══ Dataset extract

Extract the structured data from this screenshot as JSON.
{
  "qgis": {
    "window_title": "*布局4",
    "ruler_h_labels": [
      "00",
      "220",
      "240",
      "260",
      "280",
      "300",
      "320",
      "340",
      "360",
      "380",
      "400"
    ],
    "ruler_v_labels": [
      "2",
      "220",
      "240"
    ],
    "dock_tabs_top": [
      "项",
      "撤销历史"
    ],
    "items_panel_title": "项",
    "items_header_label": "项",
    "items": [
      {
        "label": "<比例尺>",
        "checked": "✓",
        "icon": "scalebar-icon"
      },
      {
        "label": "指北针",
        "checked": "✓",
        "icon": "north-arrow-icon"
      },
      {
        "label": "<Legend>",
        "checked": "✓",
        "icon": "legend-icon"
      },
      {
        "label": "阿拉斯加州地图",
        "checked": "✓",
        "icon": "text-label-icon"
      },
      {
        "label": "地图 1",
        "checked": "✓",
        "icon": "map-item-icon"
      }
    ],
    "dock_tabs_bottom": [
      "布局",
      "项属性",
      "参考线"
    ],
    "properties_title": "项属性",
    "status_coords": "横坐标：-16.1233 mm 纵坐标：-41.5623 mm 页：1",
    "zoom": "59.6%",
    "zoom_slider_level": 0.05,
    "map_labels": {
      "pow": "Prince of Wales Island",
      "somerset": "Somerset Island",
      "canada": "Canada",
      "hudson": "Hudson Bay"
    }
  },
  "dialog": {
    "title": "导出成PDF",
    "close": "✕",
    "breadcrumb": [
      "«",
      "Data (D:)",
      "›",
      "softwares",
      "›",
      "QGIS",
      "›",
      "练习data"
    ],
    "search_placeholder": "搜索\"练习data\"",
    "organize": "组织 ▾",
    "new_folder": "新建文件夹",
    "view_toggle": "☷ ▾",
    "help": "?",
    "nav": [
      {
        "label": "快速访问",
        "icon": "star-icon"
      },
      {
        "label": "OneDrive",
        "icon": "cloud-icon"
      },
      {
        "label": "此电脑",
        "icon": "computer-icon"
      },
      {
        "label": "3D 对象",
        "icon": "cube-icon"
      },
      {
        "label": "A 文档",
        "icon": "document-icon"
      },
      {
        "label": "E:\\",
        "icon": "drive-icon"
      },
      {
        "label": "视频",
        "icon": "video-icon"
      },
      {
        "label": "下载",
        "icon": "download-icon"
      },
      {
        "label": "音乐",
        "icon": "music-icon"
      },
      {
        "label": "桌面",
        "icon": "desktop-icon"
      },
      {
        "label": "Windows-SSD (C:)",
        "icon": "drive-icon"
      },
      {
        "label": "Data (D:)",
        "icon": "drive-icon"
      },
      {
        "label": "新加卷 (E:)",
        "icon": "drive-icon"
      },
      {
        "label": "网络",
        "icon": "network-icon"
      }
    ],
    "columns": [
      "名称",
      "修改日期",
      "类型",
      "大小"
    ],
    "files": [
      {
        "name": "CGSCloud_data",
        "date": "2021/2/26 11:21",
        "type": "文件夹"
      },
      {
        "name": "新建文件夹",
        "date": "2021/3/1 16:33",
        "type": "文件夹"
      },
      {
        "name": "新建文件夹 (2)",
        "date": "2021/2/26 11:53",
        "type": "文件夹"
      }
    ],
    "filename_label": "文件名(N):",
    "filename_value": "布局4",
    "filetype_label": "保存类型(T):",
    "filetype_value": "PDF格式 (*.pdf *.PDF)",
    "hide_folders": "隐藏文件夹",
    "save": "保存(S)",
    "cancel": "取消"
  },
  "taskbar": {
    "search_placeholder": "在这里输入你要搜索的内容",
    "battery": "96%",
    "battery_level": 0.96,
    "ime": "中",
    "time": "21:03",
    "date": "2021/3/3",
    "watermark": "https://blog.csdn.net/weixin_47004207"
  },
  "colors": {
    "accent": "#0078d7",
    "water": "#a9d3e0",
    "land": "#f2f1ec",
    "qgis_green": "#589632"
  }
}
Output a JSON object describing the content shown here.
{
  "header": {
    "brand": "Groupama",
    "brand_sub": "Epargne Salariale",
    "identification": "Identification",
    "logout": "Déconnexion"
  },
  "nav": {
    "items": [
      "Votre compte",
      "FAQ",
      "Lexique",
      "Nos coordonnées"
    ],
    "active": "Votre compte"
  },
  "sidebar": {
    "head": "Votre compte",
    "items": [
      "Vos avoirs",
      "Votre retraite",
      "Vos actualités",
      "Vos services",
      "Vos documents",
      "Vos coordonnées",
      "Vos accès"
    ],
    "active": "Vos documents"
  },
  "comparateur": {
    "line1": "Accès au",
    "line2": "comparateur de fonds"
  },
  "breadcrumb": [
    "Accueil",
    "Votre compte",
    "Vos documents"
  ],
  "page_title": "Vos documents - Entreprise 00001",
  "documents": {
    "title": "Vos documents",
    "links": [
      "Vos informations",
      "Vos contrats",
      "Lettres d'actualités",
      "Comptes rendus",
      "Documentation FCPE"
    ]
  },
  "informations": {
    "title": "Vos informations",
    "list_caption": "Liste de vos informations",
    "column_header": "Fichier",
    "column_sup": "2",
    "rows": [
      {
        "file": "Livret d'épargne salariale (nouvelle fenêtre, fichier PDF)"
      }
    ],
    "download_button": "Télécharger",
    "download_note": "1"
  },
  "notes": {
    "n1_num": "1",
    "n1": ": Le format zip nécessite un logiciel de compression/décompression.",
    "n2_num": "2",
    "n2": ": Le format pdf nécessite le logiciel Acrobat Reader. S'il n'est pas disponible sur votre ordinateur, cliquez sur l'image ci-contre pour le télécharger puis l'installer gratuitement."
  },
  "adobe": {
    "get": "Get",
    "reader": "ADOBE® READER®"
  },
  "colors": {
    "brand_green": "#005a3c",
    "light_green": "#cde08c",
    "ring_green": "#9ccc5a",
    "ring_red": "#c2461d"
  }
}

════

Within the listing above, copy each line that has the string "documents".

_Answer to this problem_
      "Vos documents",
    "active": "Vos documents"
    "Vos documents"
  "page_title": "Vos documents - Entreprise 00001",
  "documents": {
    "title": "Vos documents",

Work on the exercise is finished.